Examine the records and identify each line that includes the string "JSON". Copy those lines.

>> begin DATASET ENTRIES

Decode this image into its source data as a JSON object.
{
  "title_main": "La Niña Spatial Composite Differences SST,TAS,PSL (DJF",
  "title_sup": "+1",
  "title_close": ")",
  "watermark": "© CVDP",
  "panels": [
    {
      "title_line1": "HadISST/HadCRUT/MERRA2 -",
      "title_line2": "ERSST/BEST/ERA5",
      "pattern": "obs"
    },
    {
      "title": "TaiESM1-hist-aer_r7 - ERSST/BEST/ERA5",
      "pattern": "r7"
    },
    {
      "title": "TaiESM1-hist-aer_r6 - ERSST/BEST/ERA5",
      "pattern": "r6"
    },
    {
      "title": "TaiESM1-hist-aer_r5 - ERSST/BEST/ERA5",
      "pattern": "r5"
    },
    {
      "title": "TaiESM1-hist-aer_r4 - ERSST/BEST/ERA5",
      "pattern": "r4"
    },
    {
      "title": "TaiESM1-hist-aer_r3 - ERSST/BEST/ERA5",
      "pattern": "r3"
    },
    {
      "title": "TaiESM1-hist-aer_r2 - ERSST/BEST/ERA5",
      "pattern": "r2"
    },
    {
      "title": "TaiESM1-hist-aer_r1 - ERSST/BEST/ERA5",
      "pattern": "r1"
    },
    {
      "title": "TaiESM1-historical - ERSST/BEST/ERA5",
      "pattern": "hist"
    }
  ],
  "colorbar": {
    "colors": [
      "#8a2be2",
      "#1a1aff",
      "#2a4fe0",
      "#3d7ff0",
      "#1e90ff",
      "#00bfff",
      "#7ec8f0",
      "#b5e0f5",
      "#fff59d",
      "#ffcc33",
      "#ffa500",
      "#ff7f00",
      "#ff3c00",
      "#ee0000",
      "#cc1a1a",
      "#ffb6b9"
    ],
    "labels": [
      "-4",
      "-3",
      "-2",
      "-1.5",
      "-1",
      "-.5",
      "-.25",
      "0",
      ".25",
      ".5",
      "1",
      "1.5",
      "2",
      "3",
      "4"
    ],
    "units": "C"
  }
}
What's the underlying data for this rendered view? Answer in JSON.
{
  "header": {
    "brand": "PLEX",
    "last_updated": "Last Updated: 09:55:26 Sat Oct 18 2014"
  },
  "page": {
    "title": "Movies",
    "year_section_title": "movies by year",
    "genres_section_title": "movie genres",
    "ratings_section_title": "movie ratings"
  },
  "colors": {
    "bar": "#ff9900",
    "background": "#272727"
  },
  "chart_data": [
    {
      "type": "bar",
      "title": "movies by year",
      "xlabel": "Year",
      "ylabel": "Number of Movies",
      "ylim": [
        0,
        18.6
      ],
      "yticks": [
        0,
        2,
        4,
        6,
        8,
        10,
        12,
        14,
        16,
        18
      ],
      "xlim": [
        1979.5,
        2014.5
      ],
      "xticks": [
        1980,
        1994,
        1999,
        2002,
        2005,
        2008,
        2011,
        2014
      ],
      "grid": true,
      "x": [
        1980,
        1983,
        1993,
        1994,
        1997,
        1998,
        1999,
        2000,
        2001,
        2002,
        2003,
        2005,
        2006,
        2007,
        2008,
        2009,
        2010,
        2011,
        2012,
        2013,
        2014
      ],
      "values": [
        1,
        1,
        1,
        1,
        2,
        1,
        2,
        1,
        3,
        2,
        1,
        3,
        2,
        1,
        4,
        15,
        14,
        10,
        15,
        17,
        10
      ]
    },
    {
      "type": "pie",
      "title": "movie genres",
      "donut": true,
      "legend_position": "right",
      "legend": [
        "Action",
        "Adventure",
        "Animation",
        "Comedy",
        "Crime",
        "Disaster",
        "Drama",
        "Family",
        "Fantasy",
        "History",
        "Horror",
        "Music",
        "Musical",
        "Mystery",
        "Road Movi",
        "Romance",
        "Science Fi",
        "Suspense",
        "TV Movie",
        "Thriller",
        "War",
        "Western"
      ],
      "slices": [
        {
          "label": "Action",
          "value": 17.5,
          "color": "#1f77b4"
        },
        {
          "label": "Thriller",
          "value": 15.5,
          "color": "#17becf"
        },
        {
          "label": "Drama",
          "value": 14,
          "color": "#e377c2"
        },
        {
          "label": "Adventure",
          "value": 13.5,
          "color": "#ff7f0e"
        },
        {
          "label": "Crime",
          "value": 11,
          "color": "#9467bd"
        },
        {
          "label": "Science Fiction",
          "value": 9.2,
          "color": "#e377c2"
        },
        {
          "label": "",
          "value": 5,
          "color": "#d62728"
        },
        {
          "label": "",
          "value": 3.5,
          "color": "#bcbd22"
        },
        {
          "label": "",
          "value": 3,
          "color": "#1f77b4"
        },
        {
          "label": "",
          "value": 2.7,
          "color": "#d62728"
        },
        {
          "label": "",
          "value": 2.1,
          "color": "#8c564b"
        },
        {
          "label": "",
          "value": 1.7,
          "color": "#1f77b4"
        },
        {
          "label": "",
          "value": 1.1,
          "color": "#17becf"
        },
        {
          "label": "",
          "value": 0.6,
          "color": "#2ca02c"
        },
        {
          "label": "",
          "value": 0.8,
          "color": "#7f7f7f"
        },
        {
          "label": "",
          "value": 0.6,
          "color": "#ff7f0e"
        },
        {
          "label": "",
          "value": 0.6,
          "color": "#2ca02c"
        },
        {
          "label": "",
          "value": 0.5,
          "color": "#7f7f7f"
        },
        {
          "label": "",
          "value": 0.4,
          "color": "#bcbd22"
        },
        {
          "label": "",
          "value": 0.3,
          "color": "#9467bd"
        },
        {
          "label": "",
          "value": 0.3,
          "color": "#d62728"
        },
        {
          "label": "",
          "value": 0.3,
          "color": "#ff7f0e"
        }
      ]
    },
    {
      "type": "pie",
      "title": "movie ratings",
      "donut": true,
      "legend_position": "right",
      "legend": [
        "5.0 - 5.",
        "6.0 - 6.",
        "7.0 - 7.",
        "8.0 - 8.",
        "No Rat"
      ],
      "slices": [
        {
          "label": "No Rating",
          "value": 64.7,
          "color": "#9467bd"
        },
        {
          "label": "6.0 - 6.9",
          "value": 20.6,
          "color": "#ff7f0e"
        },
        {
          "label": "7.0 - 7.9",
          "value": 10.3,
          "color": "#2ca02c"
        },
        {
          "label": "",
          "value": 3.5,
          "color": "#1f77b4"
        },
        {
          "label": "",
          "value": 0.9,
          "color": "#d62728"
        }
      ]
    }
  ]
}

>> end DATASET ENTRIES

### EXERCISE SOLUTION
Decode this image into its source data as a JSON object.
What's the underlying data for this rendered view? Answer in JSON.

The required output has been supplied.